Output every entry exactly, from the first line to the last.

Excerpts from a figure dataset

········

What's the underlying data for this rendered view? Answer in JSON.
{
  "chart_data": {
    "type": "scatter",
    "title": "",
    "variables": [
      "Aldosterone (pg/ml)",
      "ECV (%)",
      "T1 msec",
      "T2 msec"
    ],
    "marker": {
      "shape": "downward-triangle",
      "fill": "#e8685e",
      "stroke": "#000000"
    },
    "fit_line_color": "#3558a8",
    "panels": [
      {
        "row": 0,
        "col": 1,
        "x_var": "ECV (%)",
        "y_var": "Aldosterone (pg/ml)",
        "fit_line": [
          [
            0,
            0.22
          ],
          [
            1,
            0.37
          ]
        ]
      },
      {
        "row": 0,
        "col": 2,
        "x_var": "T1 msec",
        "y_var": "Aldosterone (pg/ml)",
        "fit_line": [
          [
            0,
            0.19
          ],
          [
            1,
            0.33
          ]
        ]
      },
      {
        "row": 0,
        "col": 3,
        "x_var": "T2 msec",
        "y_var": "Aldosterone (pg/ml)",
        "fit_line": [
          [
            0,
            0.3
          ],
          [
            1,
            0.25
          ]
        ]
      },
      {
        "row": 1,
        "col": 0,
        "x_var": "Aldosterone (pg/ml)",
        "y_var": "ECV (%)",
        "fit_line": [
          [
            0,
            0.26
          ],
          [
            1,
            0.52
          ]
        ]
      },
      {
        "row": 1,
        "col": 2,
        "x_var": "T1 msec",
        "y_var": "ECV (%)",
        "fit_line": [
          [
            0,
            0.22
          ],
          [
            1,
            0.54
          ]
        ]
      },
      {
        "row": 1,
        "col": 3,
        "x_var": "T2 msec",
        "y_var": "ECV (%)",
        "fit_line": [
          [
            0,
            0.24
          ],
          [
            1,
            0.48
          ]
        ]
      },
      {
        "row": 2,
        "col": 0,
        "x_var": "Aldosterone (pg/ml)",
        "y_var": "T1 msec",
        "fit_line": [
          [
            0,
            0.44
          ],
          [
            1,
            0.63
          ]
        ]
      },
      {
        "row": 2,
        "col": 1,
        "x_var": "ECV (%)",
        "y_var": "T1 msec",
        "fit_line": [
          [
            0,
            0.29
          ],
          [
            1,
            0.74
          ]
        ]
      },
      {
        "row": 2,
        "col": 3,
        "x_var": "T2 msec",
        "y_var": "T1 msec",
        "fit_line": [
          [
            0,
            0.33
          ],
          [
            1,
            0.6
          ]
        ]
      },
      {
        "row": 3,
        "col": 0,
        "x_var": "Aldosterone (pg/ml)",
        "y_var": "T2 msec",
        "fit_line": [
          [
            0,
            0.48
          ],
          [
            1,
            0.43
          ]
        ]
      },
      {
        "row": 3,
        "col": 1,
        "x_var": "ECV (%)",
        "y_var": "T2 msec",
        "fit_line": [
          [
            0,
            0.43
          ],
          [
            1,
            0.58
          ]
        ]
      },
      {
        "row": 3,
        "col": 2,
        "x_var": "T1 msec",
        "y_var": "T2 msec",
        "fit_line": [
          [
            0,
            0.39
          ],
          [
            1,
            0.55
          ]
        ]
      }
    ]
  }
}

········

## Solution to this task
What's the underlying data for this rendered view? Answer in JSON.
{
  "chart_data": {
    "type": "scatter",
    "title": "",
    "variables": [
      "Aldosterone (pg/ml)",
      "ECV (%)",
      "T1 msec",
      "T2 msec"
    ],
    "marker": {
      "shape": "downward-triangle",
      "fill": "#e8685e",
      "stroke": "#000000"
    },
    "fit_line_color": "#3558a8",
    "panels": [
      {
        "row": 0,
        "col": 1,
        "x_var": "ECV (%)",
        "y_var": "Aldosterone (pg/ml)",
        "fit_line": [
          [
            0,
            0.22
          ],
          [
            1,
            0.37
          ]
        ]
      },
      {
        "row": 0,
        "col": 2,
        "x_var": "T1 msec",
        "y_var": "Aldosterone (pg/ml)",
        "fit_line": [
          [
            0,
            0.19
          ],
          [
            1,
            0.33
          ]
        ]
      },
      {
        "row": 0,
        "col": 3,
        "x_var": "T2 msec",
        "y_var": "Aldosterone (pg/ml)",
        "fit_line": [
          [
            0,
            0.3
          ],
          [
            1,
            0.25
          ]
        ]
      },
      {
        "row": 1,
        "col": 0,
        "x_var": "Aldosterone (pg/ml)",
        "y_var": "ECV (%)",
        "fit_line": [
          [
            0,
            0.26
          ],
          [
            1,
            0.52
          ]
        ]
      },
      {
        "row": 1,
        "col": 2,
        "x_var": "T1 msec",
        "y_var": "ECV (%)",
        "fit_line": [
          [
            0,
            0.22
          ],
          [
            1,
            0.54
          ]
        ]
      },
      {
        "row": 1,
        "col": 3,
        "x_var": "T2 msec",
        "y_var": "ECV (%)",
        "fit_line": [
          [
            0,
            0.24
          ],
          [
            1,
            0.48
          ]
        ]
      },
      {
        "row": 2,
        "col": 0,
        "x_var": "Aldosterone (pg/ml)",
        "y_var": "T1 msec",
        "fit_line": [
          [
            0,
            0.44
          ],
          [
            1,
            0.63
          ]
        ]
      },
      {
        "row": 2,
        "col": 1,
        "x_var": "ECV (%)",
        "y_var": "T1 msec",
        "fit_line": [
          [
            0,
            0.29
          ],
          [
            1,
            0.74
          ]
        ]
      },
      {
        "row": 2,
        "col": 3,
        "x_var": "T2 msec",
        "y_var": "T1 msec",
        "fit_line": [
          [
            0,
            0.33
          ],
          [
            1,
            0.6
          ]
        ]
      },
      {
        "row": 3,
        "col": 0,
        "x_var": "Aldosterone (pg/ml)",
        "y_var": "T2 msec",
        "fit_line": [
          [
            0,
            0.48
          ],
          [
            1,
            0.43
          ]
        ]
      },
      {
        "row": 3,
        "col": 1,
        "x_var": "ECV (%)",
        "y_var": "T2 msec",
        "fit_line": [
          [
            0,
            0.43
          ],
          [
            1,
            0.58
          ]
        ]
      },
      {
        "row": 3,
        "col": 2,
        "x_var": "T1 msec",
        "y_var": "T2 msec",
        "fit_line": [
          [
            0,
            0.39
          ],
          [
            1,
            0.55
          ]
        ]
      }
    ]
  }
}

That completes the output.